● EXERCISE INSTRUCTIONS
Your task is to print all of the data word for word.
* begin MATERIAL PROVIDED *
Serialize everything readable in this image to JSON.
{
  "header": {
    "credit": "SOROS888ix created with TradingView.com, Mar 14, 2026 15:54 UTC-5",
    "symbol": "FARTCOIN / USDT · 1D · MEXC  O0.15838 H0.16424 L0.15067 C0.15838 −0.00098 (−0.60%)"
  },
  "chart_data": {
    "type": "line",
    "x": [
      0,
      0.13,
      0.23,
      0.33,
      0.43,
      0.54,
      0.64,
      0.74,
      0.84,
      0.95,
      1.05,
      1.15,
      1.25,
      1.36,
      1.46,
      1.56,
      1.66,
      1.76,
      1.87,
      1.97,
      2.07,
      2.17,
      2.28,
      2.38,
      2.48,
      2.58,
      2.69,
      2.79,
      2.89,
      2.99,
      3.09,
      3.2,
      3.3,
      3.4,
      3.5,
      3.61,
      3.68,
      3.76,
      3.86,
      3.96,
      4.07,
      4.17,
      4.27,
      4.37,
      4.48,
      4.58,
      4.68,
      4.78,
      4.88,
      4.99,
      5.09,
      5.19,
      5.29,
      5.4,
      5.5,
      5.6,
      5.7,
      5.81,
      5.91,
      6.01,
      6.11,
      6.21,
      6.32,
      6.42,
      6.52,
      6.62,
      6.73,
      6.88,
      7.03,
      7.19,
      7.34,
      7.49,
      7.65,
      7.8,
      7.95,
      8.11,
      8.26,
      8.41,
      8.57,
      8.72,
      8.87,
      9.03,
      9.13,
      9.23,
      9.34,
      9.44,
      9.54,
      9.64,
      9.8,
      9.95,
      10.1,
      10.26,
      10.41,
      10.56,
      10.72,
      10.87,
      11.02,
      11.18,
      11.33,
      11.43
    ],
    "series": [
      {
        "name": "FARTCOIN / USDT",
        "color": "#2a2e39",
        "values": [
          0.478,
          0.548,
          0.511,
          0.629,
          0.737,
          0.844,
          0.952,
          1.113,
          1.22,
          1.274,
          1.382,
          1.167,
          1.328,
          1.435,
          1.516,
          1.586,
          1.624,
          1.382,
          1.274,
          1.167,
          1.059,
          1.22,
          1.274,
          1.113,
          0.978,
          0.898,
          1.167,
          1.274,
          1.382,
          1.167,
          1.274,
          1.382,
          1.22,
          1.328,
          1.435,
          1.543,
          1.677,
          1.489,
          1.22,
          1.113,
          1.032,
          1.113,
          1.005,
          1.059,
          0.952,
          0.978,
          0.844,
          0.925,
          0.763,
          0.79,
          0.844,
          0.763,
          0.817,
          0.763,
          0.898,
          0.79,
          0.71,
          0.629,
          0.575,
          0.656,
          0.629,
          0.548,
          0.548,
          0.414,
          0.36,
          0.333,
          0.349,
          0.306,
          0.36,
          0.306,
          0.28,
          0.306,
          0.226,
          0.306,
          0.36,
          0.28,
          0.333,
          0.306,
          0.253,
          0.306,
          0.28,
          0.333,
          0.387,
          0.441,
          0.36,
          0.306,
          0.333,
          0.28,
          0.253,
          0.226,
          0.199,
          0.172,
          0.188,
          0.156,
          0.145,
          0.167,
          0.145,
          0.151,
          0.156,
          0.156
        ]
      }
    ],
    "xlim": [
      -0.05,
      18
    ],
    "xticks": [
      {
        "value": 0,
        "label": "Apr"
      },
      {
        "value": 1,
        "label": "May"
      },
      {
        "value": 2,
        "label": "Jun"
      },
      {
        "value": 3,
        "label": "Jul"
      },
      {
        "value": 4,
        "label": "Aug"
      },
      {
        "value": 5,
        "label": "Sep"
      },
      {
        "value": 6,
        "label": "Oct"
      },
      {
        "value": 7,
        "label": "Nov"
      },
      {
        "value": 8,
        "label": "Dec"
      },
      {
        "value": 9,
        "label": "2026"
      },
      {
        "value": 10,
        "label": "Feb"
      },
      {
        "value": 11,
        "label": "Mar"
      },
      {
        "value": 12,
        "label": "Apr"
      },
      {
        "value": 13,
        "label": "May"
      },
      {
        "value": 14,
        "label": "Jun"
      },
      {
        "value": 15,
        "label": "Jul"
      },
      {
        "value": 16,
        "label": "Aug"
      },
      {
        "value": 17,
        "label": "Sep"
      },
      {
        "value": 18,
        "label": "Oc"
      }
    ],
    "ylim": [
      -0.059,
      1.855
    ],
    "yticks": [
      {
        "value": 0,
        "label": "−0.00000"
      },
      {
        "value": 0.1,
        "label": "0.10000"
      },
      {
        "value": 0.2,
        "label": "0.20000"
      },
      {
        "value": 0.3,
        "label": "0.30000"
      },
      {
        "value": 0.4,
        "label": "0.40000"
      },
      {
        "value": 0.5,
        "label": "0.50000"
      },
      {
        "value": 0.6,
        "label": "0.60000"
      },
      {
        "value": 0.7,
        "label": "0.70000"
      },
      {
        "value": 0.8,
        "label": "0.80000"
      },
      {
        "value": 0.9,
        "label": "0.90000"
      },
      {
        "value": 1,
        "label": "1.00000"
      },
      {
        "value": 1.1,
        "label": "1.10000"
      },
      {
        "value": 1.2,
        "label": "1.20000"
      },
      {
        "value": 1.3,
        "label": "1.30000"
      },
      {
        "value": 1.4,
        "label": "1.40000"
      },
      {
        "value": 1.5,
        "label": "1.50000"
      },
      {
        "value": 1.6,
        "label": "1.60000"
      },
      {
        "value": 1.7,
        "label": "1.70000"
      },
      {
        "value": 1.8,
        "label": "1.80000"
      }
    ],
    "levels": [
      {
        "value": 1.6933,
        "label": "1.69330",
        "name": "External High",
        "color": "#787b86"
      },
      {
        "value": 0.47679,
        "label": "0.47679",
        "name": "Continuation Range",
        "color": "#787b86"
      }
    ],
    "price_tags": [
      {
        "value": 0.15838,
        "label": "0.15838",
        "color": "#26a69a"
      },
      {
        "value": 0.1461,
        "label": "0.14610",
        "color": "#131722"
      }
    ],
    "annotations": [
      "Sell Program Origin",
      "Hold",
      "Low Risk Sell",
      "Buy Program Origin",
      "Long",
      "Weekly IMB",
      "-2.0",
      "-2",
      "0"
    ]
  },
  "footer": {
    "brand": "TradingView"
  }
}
* end MATERIAL PROVIDED *
● RESULT BELOW
Serialize everything readable in this image to JSON.
{
  "header": {
    "credit": "SOROS888ix created with TradingView.com, Mar 14, 2026 15:54 UTC-5",
    "symbol": "FARTCOIN / USDT · 1D · MEXC  O0.15838 H0.16424 L0.15067 C0.15838 −0.00098 (−0.60%)"
  },
  "chart_data": {
    "type": "line",
    "x": [
      0,
      0.13,
      0.23,
      0.33,
      0.43,
      0.54,
      0.64,
      0.74,
      0.84,
      0.95,
      1.05,
      1.15,
      1.25,
      1.36,
      1.46,
      1.56,
      1.66,
      1.76,
      1.87,
      1.97,
      2.07,
      2.17,
      2.28,
      2.38,
      2.48,
      2.58,
      2.69,
      2.79,
      2.89,
      2.99,
      3.09,
      3.2,
      3.3,
      3.4,
      3.5,
      3.61,
      3.68,
      3.76,
      3.86,
      3.96,
      4.07,
      4.17,
      4.27,
      4.37,
      4.48,
      4.58,
      4.68,
      4.78,
      4.88,
      4.99,
      5.09,
      5.19,
      5.29,
      5.4,
      5.5,
      5.6,
      5.7,
      5.81,
      5.91,
      6.01,
      6.11,
      6.21,
      6.32,
      6.42,
      6.52,
      6.62,
      6.73,
      6.88,
      7.03,
      7.19,
      7.34,
      7.49,
      7.65,
      7.8,
      7.95,
      8.11,
      8.26,
      8.41,
      8.57,
      8.72,
      8.87,
      9.03,
      9.13,
      9.23,
      9.34,
      9.44,
      9.54,
      9.64,
      9.8,
      9.95,
      10.1,
      10.26,
      10.41,
      10.56,
      10.72,
      10.87,
      11.02,
      11.18,
      11.33,
      11.43
    ],
    "series": [
      {
        "name": "FARTCOIN / USDT",
        "color": "#2a2e39",
        "values": [
          0.478,
          0.548,
          0.511,
          0.629,
          0.737,
          0.844,
          0.952,
          1.113,
          1.22,
          1.274,
          1.382,
          1.167,
          1.328,
          1.435,
          1.516,
          1.586,
          1.624,
          1.382,
          1.274,
          1.167,
          1.059,
          1.22,
          1.274,
          1.113,
          0.978,
          0.898,
          1.167,
          1.274,
          1.382,
          1.167,
          1.274,
          1.382,
          1.22,
          1.328,
          1.435,
          1.543,
          1.677,
          1.489,
          1.22,
          1.113,
          1.032,
          1.113,
          1.005,
          1.059,
          0.952,
          0.978,
          0.844,
          0.925,
          0.763,
          0.79,
          0.844,
          0.763,
          0.817,
          0.763,
          0.898,
          0.79,
          0.71,
          0.629,
          0.575,
          0.656,
          0.629,
          0.548,
          0.548,
          0.414,
          0.36,
          0.333,
          0.349,
          0.306,
          0.36,
          0.306,
          0.28,
          0.306,
          0.226,
          0.306,
          0.36,
          0.28,
          0.333,
          0.306,
          0.253,
          0.306,
          0.28,
          0.333,
          0.387,
          0.441,
          0.36,
          0.306,
          0.333,
          0.28,
          0.253,
          0.226,
          0.199,
          0.172,
          0.188,
          0.156,
          0.145,
          0.167,
          0.145,
          0.151,
          0.156,
          0.156
        ]
      }
    ],
    "xlim": [
      -0.05,
      18
    ],
    "xticks": [
      {
        "value": 0,
        "label": "Apr"
      },
      {
        "value": 1,
        "label": "May"
      },
      {
        "value": 2,
        "label": "Jun"
      },
      {
        "value": 3,
        "label": "Jul"
      },
      {
        "value": 4,
        "label": "Aug"
      },
      {
        "value": 5,
        "label": "Sep"
      },
      {
        "value": 6,
        "label": "Oct"
      },
      {
        "value": 7,
        "label": "Nov"
      },
      {
        "value": 8,
        "label": "Dec"
      },
      {
        "value": 9,
        "label": "2026"
      },
      {
        "value": 10,
        "label": "Feb"
      },
      {
        "value": 11,
        "label": "Mar"
      },
      {
        "value": 12,
        "label": "Apr"
      },
      {
        "value": 13,
        "label": "May"
      },
      {
        "value": 14,
        "label": "Jun"
      },
      {
        "value": 15,
        "label": "Jul"
      },
      {
        "value": 16,
        "label": "Aug"
      },
      {
        "value": 17,
        "label": "Sep"
      },
      {
        "value": 18,
        "label": "Oc"
      }
    ],
    "ylim": [
      -0.059,
      1.855
    ],
    "yticks": [
      {
        "value": 0,
        "label": "−0.00000"
      },
      {
        "value": 0.1,
        "label": "0.10000"
      },
      {
        "value": 0.2,
        "label": "0.20000"
      },
      {
        "value": 0.3,
        "label": "0.30000"
      },
      {
        "value": 0.4,
        "label": "0.40000"
      },
      {
        "value": 0.5,
        "label": "0.50000"
      },
      {
        "value": 0.6,
        "label": "0.60000"
      },
      {
        "value": 0.7,
        "label": "0.70000"
      },
      {
        "value": 0.8,
        "label": "0.80000"
      },
      {
        "value": 0.9,
        "label": "0.90000"
      },
      {
        "value": 1,
        "label": "1.00000"
      },
      {
        "value": 1.1,
        "label": "1.10000"
      },
      {
        "value": 1.2,
        "label": "1.20000"
      },
      {
        "value": 1.3,
        "label": "1.30000"
      },
      {
        "value": 1.4,
        "label": "1.40000"
      },
      {
        "value": 1.5,
        "label": "1.50000"
      },
      {
        "value": 1.6,
        "label": "1.60000"
      },
      {
        "value": 1.7,
        "label": "1.70000"
      },
      {
        "value": 1.8,
        "label": "1.80000"
      }
    ],
    "levels": [
      {
        "value": 1.6933,
        "label": "1.69330",
        "name": "External High",
        "color": "#787b86"
      },
      {
        "value": 0.47679,
        "label": "0.47679",
        "name": "Continuation Range",
        "color": "#787b86"
      }
    ],
    "price_tags": [
      {
        "value": 0.15838,
        "label": "0.15838",
        "color": "#26a69a"
      },
      {
        "value": 0.1461,
        "label": "0.14610",
        "color": "#131722"
      }
    ],
    "annotations": [
      "Sell Program Origin",
      "Hold",
      "Low Risk Sell",
      "Buy Program Origin",
      "Long",
      "Weekly IMB",
      "-2.0",
      "-2",
      "0"
    ]
  },
  "footer": {
    "brand": "TradingView"
  }
}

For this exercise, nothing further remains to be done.